§ Exercise goal:
Each line holding the word "Triangle" counts once; give the total and nothing more.

§ Listing:
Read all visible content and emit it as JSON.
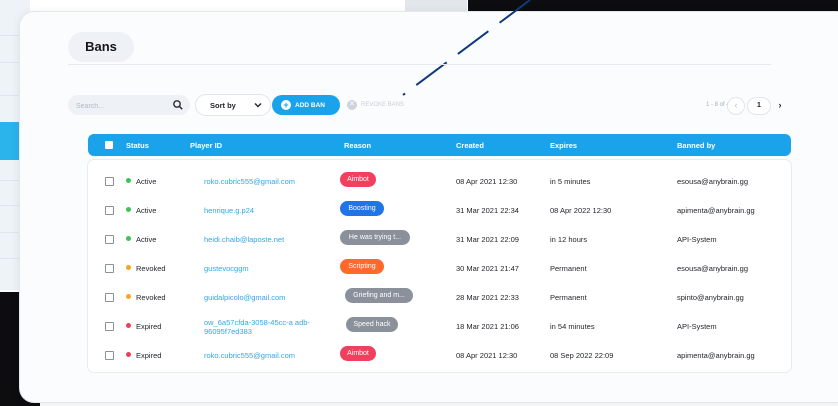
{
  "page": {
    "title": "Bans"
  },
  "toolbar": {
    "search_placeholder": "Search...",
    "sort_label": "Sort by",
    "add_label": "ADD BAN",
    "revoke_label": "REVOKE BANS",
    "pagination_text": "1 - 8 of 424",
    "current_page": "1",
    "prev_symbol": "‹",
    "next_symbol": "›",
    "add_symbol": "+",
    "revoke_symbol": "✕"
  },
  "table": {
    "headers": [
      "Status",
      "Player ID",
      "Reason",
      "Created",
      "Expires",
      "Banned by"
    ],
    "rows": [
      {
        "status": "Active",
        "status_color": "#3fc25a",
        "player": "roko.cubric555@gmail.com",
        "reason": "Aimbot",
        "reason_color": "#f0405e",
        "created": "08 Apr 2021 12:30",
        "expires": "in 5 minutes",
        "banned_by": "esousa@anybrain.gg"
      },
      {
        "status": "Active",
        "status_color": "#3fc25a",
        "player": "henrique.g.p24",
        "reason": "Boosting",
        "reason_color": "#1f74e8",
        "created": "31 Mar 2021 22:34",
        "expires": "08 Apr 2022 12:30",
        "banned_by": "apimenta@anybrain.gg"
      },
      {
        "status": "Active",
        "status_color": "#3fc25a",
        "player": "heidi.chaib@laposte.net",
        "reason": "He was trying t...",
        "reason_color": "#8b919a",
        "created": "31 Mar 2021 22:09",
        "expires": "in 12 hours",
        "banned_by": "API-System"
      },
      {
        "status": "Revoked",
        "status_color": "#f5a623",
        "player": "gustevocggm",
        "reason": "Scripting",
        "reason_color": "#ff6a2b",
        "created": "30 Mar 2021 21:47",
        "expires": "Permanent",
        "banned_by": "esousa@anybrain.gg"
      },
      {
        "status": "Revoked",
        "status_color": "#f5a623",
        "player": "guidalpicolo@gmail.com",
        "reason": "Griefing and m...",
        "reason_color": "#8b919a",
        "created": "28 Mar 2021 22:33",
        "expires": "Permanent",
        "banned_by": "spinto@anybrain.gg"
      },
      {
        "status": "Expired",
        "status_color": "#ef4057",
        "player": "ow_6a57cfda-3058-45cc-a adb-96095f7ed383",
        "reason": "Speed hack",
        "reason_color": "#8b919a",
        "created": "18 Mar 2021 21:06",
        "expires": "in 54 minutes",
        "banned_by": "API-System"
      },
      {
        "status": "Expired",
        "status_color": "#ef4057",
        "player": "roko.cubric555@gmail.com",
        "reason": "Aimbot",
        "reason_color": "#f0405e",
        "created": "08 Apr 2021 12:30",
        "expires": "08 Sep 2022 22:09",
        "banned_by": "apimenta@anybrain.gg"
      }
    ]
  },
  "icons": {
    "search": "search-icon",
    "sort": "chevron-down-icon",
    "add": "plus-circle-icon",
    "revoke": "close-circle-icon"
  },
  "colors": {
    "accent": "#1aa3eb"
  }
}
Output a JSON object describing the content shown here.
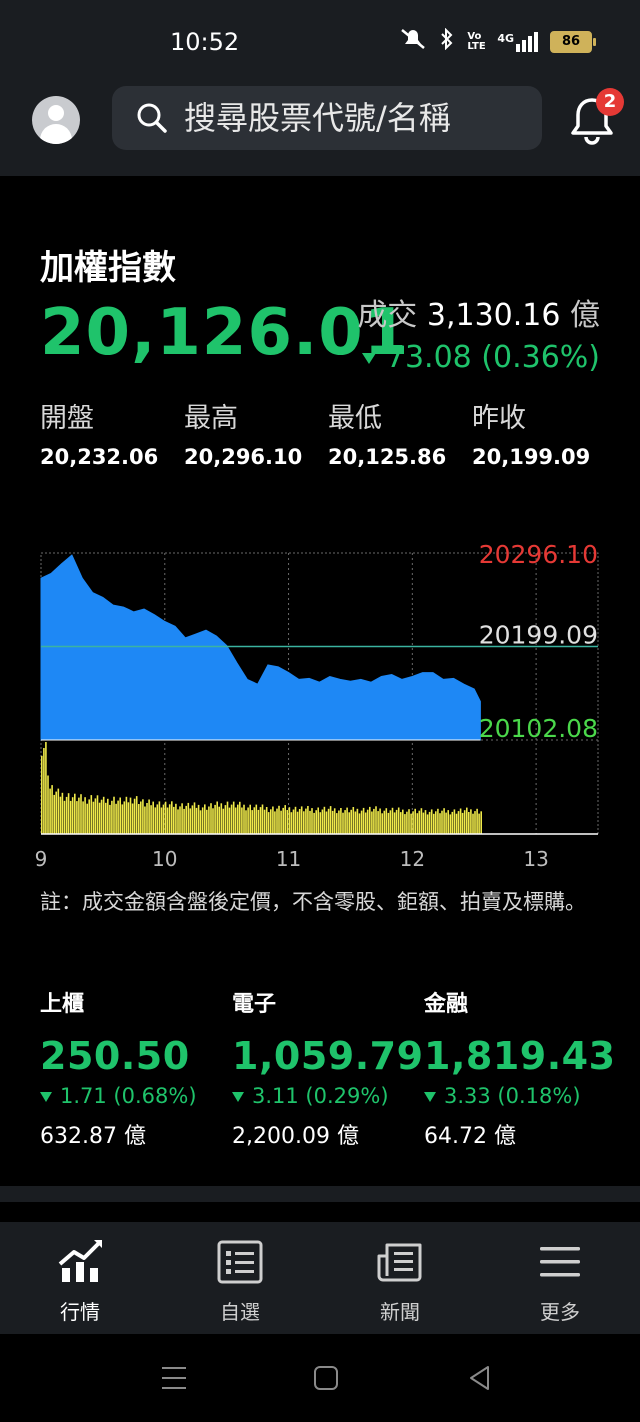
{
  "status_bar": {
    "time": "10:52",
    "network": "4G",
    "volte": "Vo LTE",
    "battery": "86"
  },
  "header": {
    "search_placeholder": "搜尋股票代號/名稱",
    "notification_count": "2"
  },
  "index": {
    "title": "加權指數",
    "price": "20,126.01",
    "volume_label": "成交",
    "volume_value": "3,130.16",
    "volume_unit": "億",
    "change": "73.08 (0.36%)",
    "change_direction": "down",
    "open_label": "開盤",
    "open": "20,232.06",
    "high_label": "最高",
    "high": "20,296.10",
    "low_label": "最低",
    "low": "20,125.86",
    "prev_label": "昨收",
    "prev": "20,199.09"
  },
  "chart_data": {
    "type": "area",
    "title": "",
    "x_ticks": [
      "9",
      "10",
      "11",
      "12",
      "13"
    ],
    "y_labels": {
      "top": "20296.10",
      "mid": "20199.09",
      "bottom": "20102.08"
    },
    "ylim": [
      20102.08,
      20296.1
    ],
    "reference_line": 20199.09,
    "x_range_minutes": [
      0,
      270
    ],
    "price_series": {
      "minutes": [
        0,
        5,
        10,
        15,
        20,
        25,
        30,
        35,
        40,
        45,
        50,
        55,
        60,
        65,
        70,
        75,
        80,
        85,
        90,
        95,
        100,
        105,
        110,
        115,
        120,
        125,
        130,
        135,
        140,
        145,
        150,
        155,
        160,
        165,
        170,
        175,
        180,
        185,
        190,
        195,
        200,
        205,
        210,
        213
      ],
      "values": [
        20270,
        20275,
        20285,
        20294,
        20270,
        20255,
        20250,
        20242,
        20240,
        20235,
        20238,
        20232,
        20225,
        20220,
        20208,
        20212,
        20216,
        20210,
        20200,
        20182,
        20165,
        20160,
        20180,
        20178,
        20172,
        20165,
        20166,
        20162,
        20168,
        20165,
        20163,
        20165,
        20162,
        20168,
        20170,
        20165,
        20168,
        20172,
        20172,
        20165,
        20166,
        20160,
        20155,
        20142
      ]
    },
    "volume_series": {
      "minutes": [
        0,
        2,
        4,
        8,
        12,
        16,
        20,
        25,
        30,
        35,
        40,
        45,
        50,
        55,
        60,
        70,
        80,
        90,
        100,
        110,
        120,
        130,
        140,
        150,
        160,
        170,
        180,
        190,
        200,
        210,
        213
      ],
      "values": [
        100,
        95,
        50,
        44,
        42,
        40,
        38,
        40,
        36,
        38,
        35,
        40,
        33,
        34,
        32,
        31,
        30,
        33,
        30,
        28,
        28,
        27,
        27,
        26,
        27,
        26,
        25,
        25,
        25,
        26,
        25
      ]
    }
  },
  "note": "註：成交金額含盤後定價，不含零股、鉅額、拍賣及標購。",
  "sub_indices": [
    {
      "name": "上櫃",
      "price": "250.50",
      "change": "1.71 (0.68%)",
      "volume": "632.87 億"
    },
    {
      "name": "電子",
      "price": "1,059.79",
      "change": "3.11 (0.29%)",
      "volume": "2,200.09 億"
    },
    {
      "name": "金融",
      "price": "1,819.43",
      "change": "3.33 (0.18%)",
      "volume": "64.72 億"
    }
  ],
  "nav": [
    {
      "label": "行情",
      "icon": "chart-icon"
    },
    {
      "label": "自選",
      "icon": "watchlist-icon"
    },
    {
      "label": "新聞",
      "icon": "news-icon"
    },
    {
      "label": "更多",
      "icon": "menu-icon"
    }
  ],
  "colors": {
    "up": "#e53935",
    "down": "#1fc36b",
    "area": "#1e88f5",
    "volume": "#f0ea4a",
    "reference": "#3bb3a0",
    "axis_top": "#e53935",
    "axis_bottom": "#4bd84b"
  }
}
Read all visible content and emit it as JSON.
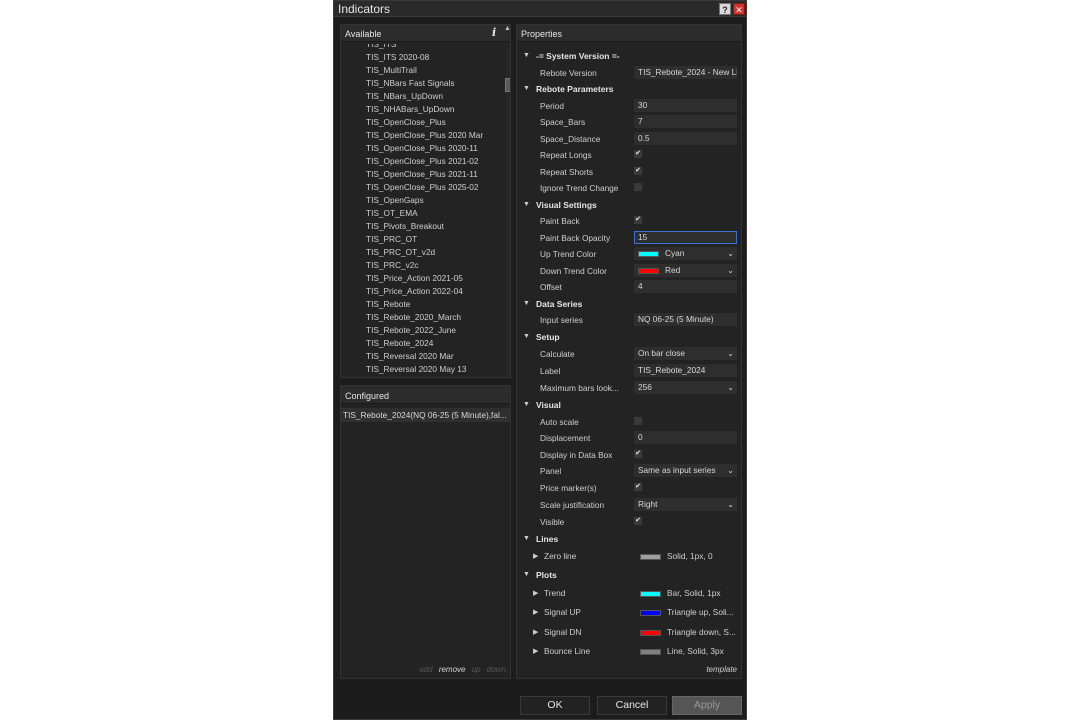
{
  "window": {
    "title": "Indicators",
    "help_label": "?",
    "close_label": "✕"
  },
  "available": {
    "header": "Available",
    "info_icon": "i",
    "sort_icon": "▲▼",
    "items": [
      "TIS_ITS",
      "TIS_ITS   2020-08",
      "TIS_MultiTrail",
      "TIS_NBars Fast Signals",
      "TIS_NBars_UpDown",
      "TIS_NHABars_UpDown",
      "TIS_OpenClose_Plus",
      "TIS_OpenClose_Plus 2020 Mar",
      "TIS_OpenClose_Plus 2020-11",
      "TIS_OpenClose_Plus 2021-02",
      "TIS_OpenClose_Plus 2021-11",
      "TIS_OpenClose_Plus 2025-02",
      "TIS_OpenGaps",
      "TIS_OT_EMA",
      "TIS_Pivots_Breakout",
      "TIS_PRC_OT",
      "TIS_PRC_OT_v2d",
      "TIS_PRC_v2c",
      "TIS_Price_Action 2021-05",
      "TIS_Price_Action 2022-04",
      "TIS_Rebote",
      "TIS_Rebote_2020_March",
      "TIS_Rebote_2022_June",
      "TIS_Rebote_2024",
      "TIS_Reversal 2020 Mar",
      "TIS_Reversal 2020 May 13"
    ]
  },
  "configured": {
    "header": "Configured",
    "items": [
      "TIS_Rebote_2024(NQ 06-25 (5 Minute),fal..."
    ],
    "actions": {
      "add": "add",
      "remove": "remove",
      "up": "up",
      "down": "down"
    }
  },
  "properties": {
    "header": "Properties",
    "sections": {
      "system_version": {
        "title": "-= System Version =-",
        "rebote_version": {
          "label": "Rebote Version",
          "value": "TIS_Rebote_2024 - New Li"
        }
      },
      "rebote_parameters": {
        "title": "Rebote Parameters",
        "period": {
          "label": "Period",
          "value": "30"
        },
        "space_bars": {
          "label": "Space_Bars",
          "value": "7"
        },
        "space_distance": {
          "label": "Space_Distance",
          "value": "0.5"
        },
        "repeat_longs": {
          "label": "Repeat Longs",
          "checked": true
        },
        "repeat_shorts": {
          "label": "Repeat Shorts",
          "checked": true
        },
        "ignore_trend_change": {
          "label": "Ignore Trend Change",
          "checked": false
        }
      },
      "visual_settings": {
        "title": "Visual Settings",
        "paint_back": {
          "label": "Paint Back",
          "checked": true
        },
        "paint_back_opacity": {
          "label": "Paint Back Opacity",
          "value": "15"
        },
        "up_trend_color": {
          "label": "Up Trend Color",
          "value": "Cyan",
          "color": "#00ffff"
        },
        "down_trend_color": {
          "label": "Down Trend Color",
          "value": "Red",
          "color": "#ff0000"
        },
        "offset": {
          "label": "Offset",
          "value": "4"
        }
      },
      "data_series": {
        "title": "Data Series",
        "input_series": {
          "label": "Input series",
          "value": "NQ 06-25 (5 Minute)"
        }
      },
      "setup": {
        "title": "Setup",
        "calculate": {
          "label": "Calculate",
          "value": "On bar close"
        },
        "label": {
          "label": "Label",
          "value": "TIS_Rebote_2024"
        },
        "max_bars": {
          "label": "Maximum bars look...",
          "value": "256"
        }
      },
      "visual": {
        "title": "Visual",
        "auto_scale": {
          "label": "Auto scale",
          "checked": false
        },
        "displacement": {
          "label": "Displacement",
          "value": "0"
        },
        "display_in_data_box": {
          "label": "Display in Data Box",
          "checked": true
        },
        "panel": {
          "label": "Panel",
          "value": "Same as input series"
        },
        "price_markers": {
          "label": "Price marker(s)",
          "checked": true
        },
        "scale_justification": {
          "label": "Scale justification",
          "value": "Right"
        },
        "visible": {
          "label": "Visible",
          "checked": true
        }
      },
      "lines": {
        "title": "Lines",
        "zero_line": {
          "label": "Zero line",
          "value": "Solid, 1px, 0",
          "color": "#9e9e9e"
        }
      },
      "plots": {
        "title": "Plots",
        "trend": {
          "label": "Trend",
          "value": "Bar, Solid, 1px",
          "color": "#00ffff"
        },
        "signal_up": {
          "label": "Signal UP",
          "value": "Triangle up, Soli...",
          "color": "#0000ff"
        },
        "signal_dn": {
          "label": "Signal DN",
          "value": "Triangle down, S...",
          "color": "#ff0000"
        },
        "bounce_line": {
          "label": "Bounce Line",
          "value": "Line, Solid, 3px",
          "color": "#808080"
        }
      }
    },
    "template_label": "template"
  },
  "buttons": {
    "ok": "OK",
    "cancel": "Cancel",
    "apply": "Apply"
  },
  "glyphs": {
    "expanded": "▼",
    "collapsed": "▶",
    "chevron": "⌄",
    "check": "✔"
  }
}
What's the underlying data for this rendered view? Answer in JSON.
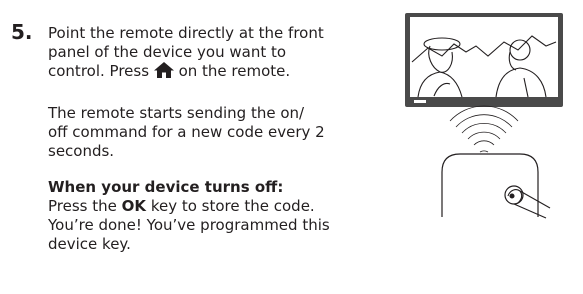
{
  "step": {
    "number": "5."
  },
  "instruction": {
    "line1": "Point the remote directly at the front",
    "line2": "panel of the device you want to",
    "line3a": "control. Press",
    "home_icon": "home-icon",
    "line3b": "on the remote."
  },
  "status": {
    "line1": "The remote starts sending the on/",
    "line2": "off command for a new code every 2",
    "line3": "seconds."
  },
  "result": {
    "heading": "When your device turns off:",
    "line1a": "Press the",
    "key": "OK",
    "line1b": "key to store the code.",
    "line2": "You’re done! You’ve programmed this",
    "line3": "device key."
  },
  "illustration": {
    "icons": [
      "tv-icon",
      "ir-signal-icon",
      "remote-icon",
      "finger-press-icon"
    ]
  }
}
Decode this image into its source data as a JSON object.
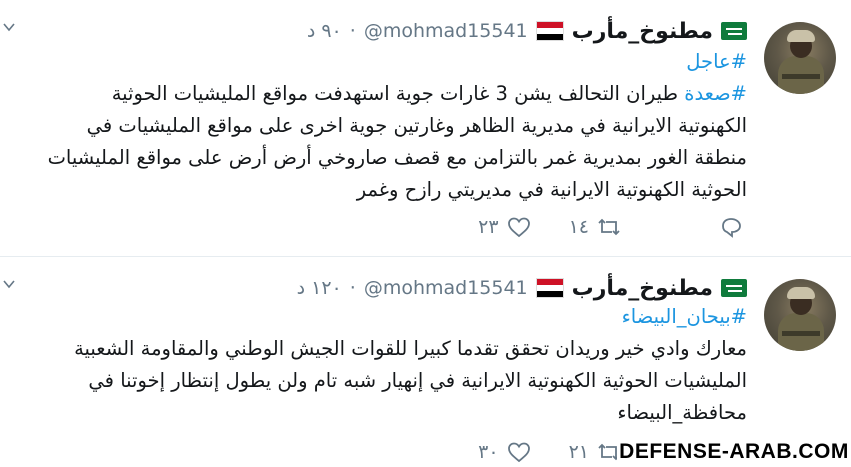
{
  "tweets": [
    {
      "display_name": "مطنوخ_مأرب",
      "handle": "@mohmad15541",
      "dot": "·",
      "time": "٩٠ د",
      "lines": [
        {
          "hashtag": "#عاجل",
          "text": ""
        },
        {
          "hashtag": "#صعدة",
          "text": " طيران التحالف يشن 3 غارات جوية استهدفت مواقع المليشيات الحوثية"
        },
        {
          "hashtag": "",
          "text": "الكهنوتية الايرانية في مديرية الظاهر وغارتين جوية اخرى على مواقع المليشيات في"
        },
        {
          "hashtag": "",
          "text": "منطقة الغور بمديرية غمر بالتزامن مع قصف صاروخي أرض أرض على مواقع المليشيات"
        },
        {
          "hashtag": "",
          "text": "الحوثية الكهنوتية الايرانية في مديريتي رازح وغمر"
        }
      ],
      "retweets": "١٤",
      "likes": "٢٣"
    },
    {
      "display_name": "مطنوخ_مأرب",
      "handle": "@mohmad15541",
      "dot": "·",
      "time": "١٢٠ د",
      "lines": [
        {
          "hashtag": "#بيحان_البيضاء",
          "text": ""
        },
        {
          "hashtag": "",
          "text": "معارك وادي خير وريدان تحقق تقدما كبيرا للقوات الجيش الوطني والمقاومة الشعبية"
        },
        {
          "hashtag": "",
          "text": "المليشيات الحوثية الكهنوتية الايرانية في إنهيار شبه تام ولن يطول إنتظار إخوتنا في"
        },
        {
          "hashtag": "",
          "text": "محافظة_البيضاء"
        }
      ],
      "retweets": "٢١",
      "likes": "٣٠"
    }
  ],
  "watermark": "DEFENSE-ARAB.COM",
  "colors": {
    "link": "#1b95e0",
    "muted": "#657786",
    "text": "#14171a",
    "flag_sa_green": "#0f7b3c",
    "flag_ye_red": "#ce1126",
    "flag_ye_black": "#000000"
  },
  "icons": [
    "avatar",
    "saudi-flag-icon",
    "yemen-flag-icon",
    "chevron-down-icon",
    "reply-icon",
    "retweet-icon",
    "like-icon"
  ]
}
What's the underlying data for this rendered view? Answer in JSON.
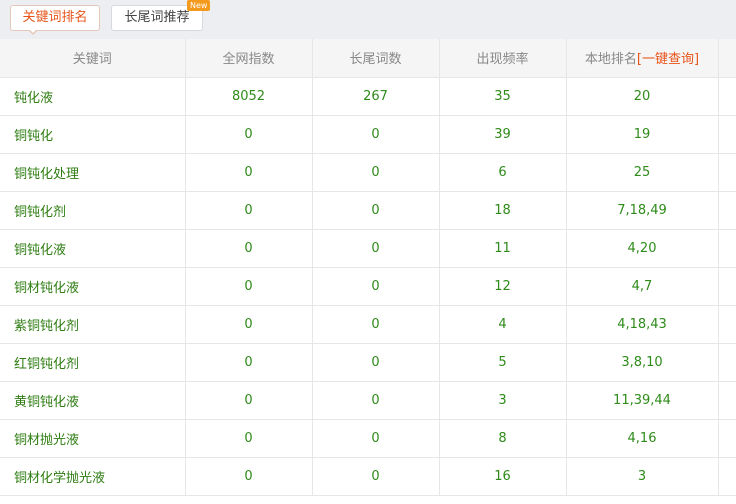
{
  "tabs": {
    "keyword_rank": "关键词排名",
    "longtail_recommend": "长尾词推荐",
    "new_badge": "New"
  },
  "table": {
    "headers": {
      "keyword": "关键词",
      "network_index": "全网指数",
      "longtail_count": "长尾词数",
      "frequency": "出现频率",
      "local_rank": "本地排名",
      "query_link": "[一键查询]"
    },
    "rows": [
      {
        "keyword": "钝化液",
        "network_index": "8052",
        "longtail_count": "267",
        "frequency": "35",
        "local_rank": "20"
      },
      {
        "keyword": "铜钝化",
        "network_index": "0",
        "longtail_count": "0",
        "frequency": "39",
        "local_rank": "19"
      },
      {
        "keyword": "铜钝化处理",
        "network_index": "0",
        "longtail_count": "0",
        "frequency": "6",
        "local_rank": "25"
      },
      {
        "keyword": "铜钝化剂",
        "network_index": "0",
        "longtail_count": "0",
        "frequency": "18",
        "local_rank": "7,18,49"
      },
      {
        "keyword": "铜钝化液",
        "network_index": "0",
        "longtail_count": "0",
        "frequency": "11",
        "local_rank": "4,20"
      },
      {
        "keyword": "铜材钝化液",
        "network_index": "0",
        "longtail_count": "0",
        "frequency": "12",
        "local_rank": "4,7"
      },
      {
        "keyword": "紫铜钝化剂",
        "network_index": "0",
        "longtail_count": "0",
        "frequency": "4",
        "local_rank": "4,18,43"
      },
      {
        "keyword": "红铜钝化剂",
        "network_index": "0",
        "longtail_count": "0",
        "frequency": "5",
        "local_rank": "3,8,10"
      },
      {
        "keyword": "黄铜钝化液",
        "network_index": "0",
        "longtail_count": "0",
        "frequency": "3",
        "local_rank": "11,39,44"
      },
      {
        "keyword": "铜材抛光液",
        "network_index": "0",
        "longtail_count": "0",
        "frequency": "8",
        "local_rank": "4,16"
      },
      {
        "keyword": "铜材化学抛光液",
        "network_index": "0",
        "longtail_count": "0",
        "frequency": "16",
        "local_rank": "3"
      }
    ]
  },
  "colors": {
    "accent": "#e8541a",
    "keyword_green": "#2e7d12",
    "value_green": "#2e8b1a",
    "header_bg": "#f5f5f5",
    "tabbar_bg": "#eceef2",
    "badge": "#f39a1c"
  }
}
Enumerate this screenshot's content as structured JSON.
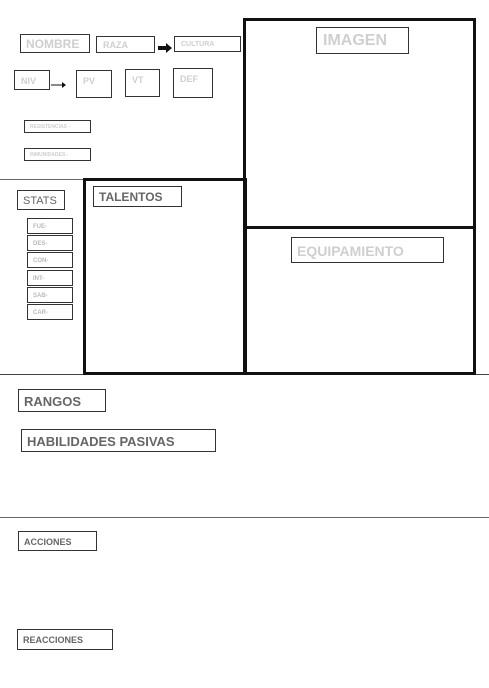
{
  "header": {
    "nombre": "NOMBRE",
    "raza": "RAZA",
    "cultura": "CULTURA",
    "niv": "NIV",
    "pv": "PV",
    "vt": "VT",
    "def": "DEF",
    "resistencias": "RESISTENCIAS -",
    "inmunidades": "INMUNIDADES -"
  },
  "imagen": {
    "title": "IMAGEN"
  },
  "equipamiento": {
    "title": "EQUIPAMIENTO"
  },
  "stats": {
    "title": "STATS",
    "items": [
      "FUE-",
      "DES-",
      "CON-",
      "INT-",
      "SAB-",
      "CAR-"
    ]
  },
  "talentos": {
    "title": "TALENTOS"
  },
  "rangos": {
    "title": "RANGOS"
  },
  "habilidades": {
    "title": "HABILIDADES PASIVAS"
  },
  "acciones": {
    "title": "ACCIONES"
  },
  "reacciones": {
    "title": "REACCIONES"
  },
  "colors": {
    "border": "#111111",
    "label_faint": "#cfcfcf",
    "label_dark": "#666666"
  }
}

§ Output of the exercise:
2